● REQUIREMENTS: Check the listing below line by line and report how many lines hold "ProRealTime", with no other words.

● EXERCISE MATERIAL:
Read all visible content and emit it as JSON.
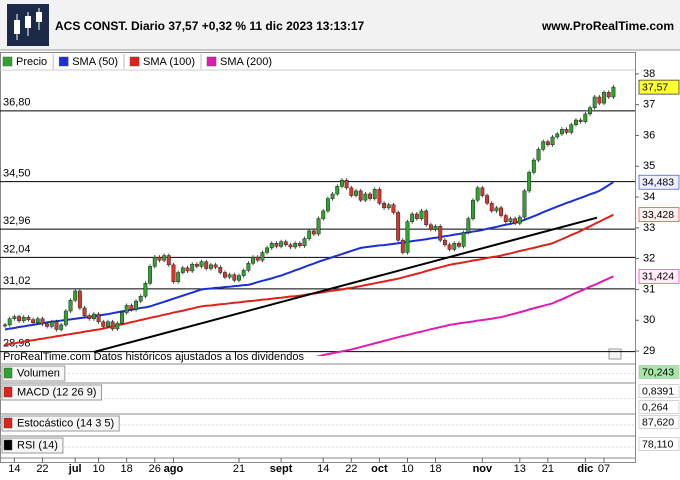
{
  "chart_data": {
    "type": "candlestick",
    "title": "ACS CONST. Diario 37,57 +0,32 % 11 dic 2023 13:13:17",
    "site": "www.ProRealTime.com",
    "note": "ProRealTime.com Datos históricos ajustados a los dividendos",
    "categories": [
      null,
      null,
      "14",
      null,
      null,
      null,
      null,
      null,
      "22",
      null,
      null,
      null,
      null,
      null,
      null,
      "jul",
      null,
      null,
      null,
      null,
      "10",
      null,
      null,
      null,
      null,
      null,
      "18",
      null,
      null,
      null,
      null,
      null,
      "26",
      null,
      null,
      null,
      "ago",
      null,
      null,
      null,
      null,
      null,
      null,
      null,
      null,
      null,
      null,
      null,
      null,
      null,
      "21",
      null,
      null,
      null,
      null,
      null,
      null,
      null,
      null,
      "sept",
      null,
      null,
      null,
      null,
      null,
      null,
      null,
      null,
      "14",
      null,
      null,
      null,
      null,
      null,
      "22",
      null,
      null,
      null,
      null,
      null,
      "oct",
      null,
      null,
      null,
      null,
      null,
      "10",
      null,
      null,
      null,
      null,
      null,
      "18",
      null,
      null,
      null,
      null,
      null,
      null,
      null,
      null,
      null,
      "nov",
      null,
      null,
      null,
      null,
      null,
      null,
      null,
      "13",
      null,
      null,
      null,
      null,
      null,
      "21",
      null,
      null,
      null,
      null,
      null,
      null,
      null,
      "dic",
      null,
      null,
      null,
      "07",
      null,
      null
    ],
    "candle_colors": {
      "up": "#2fa32f",
      "down": "#d8362c"
    },
    "series": [
      {
        "name": "Precio",
        "color": "#2fa32f",
        "values": [
          29.85,
          30.05,
          30.12,
          29.98,
          30.1,
          30.02,
          29.92,
          30.05,
          29.88,
          29.8,
          29.95,
          29.7,
          29.85,
          30.3,
          30.65,
          30.95,
          30.4,
          30.15,
          30.05,
          30.2,
          29.95,
          29.8,
          29.95,
          29.72,
          29.9,
          30.25,
          30.48,
          30.35,
          30.62,
          30.78,
          31.2,
          31.75,
          32.05,
          31.95,
          32.1,
          31.8,
          31.25,
          31.55,
          31.7,
          31.6,
          31.82,
          31.75,
          31.9,
          31.68,
          31.8,
          31.72,
          31.55,
          31.4,
          31.48,
          31.3,
          31.45,
          31.62,
          31.85,
          32.05,
          31.95,
          32.2,
          32.35,
          32.5,
          32.4,
          32.55,
          32.45,
          32.38,
          32.5,
          32.42,
          32.65,
          32.9,
          32.8,
          33.3,
          33.55,
          33.95,
          34.1,
          34.35,
          34.55,
          34.3,
          34.05,
          34.2,
          33.9,
          34.1,
          33.95,
          34.25,
          33.8,
          33.65,
          33.75,
          33.5,
          32.6,
          32.2,
          33.2,
          33.45,
          33.3,
          33.55,
          33.1,
          32.95,
          33.05,
          32.6,
          32.45,
          32.3,
          32.5,
          32.4,
          32.85,
          33.3,
          33.9,
          34.3,
          34.05,
          33.8,
          33.55,
          33.65,
          33.4,
          33.2,
          33.3,
          33.15,
          33.35,
          34.2,
          34.8,
          35.2,
          35.55,
          35.8,
          35.7,
          35.95,
          36.05,
          36.2,
          36.1,
          36.35,
          36.5,
          36.45,
          36.7,
          36.9,
          37.25,
          37.05,
          37.4,
          37.25,
          37.57
        ]
      },
      {
        "name": "SMA (50)",
        "color": "#1a2fd6",
        "values": [
          29.7,
          29.73,
          29.75,
          29.78,
          29.8,
          29.83,
          29.85,
          29.88,
          29.9,
          29.93,
          29.95,
          29.97,
          29.99,
          30.01,
          30.03,
          30.05,
          30.07,
          30.09,
          30.11,
          30.13,
          30.15,
          30.18,
          30.2,
          30.23,
          30.26,
          30.29,
          30.31,
          30.34,
          30.37,
          30.4,
          30.42,
          30.45,
          30.5,
          30.55,
          30.6,
          30.65,
          30.7,
          30.75,
          30.8,
          30.85,
          30.9,
          30.95,
          31.0,
          31.02,
          31.03,
          31.05,
          31.06,
          31.08,
          31.09,
          31.11,
          31.12,
          31.14,
          31.15,
          31.19,
          31.24,
          31.28,
          31.32,
          31.36,
          31.41,
          31.45,
          31.51,
          31.56,
          31.62,
          31.67,
          31.73,
          31.79,
          31.84,
          31.9,
          31.95,
          32.0,
          32.05,
          32.1,
          32.15,
          32.2,
          32.25,
          32.3,
          32.35,
          32.37,
          32.39,
          32.41,
          32.43,
          32.44,
          32.46,
          32.48,
          32.5,
          32.52,
          32.54,
          32.57,
          32.59,
          32.61,
          32.63,
          32.66,
          32.68,
          32.7,
          32.73,
          32.75,
          32.78,
          32.8,
          32.83,
          32.85,
          32.88,
          32.9,
          32.93,
          32.97,
          33.0,
          33.03,
          33.07,
          33.1,
          33.13,
          33.17,
          33.2,
          33.26,
          33.32,
          33.38,
          33.44,
          33.51,
          33.57,
          33.63,
          33.69,
          33.75,
          33.81,
          33.86,
          33.92,
          33.97,
          34.03,
          34.09,
          34.14,
          34.2,
          34.29,
          34.39,
          34.483
        ]
      },
      {
        "name": "SMA (100)",
        "color": "#e0211a",
        "values": [
          29.2,
          29.23,
          29.25,
          29.28,
          29.3,
          29.33,
          29.35,
          29.38,
          29.4,
          29.43,
          29.45,
          29.48,
          29.5,
          29.53,
          29.55,
          29.58,
          29.6,
          29.63,
          29.65,
          29.68,
          29.7,
          29.73,
          29.77,
          29.8,
          29.84,
          29.87,
          29.9,
          29.94,
          29.97,
          30.01,
          30.04,
          30.08,
          30.11,
          30.14,
          30.18,
          30.21,
          30.25,
          30.28,
          30.31,
          30.35,
          30.38,
          30.42,
          30.45,
          30.47,
          30.48,
          30.5,
          30.52,
          30.53,
          30.55,
          30.57,
          30.58,
          30.6,
          30.62,
          30.63,
          30.65,
          30.67,
          30.68,
          30.7,
          30.72,
          30.73,
          30.75,
          30.77,
          30.78,
          30.8,
          30.82,
          30.85,
          30.87,
          30.89,
          30.91,
          30.94,
          30.96,
          30.98,
          31.0,
          31.03,
          31.05,
          31.08,
          31.11,
          31.14,
          31.17,
          31.2,
          31.23,
          31.26,
          31.29,
          31.32,
          31.35,
          31.39,
          31.43,
          31.47,
          31.51,
          31.55,
          31.6,
          31.64,
          31.68,
          31.72,
          31.76,
          31.8,
          31.83,
          31.85,
          31.88,
          31.91,
          31.94,
          31.96,
          31.99,
          32.02,
          32.05,
          32.07,
          32.1,
          32.14,
          32.17,
          32.21,
          32.25,
          32.28,
          32.32,
          32.35,
          32.39,
          32.43,
          32.46,
          32.5,
          32.57,
          32.63,
          32.7,
          32.77,
          32.83,
          32.9,
          32.98,
          33.05,
          33.13,
          33.2,
          33.28,
          33.35,
          33.428
        ]
      },
      {
        "name": "SMA (200)",
        "color": "#e11ab4",
        "values": [
          null,
          null,
          null,
          null,
          null,
          null,
          null,
          null,
          null,
          null,
          null,
          null,
          null,
          null,
          null,
          null,
          null,
          null,
          null,
          null,
          null,
          null,
          null,
          null,
          null,
          null,
          null,
          null,
          null,
          null,
          null,
          null,
          null,
          null,
          null,
          null,
          null,
          null,
          null,
          null,
          null,
          null,
          null,
          null,
          null,
          null,
          null,
          null,
          null,
          null,
          null,
          null,
          null,
          null,
          null,
          null,
          null,
          null,
          null,
          null,
          28.62,
          28.65,
          28.68,
          28.71,
          28.74,
          28.77,
          28.8,
          28.83,
          28.87,
          28.9,
          28.93,
          28.96,
          28.99,
          29.02,
          29.05,
          29.09,
          29.13,
          29.17,
          29.21,
          29.25,
          29.29,
          29.33,
          29.37,
          29.41,
          29.45,
          29.49,
          29.52,
          29.56,
          29.6,
          29.63,
          29.67,
          29.71,
          29.74,
          29.78,
          29.81,
          29.85,
          29.87,
          29.9,
          29.92,
          29.94,
          29.96,
          29.99,
          30.01,
          30.03,
          30.05,
          30.08,
          30.1,
          30.14,
          30.18,
          30.22,
          30.26,
          30.3,
          30.35,
          30.39,
          30.43,
          30.47,
          30.51,
          30.55,
          30.62,
          30.68,
          30.75,
          30.82,
          30.89,
          30.95,
          31.02,
          31.09,
          31.15,
          31.22,
          31.29,
          31.36,
          31.424
        ]
      }
    ],
    "ylim": [
      28.58,
      38.71
    ],
    "yticks": [
      29,
      30,
      31,
      32,
      33,
      34,
      35,
      36,
      37,
      38
    ],
    "levels": [
      {
        "value": 36.8,
        "label": "36,80"
      },
      {
        "value": 34.5,
        "label": "34,50"
      },
      {
        "value": 32.96,
        "label": "32,96"
      },
      {
        "value": 32.04,
        "label": "32,04"
      },
      {
        "value": 31.02,
        "label": "31,02"
      },
      {
        "value": 28.98,
        "label": "28,98"
      }
    ],
    "trendline": {
      "from": 28.97,
      "to": 33.33,
      "color": "#000000"
    },
    "tags": [
      {
        "value": 37.57,
        "label": "37,57",
        "color": "#000000",
        "fill": "#ffff33"
      },
      {
        "value": 34.483,
        "label": "34,483",
        "color": "#1a2fd6",
        "fill": "#eef0ff"
      },
      {
        "value": 33.428,
        "label": "33,428",
        "color": "#e0211a",
        "fill": "#fff0f0"
      },
      {
        "value": 31.424,
        "label": "31,424",
        "color": "#e11ab4",
        "fill": "#ffeefa"
      }
    ],
    "panels": [
      {
        "name": "Volumen",
        "color": "#2fa32f",
        "tags": [
          {
            "value": 70.243,
            "label": "70,243",
            "color": "#000000",
            "fill": "#a8e6a8"
          }
        ]
      },
      {
        "name": "MACD (12 26 9)",
        "color": "#e0211a",
        "tags": [
          {
            "value": 0.8391,
            "label": "0,8391",
            "color": "#e0211a",
            "fill": "#ffffff"
          },
          {
            "value": 0.264,
            "label": "0,264",
            "color": "#2fa32f",
            "fill": "#ffffff"
          }
        ]
      },
      {
        "name": "Estocástico (14 3 5)",
        "color": "#e0211a",
        "tags": [
          {
            "value": 87.62,
            "label": "87,620",
            "color": "#000000",
            "fill": "#ffffff"
          }
        ]
      },
      {
        "name": "RSI (14)",
        "color": "#000000",
        "tags": [
          {
            "value": 78.11,
            "label": "78,110",
            "color": "#000000",
            "fill": "#ffffff"
          }
        ]
      }
    ]
  }
}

● FINISHED EXERCISE: 2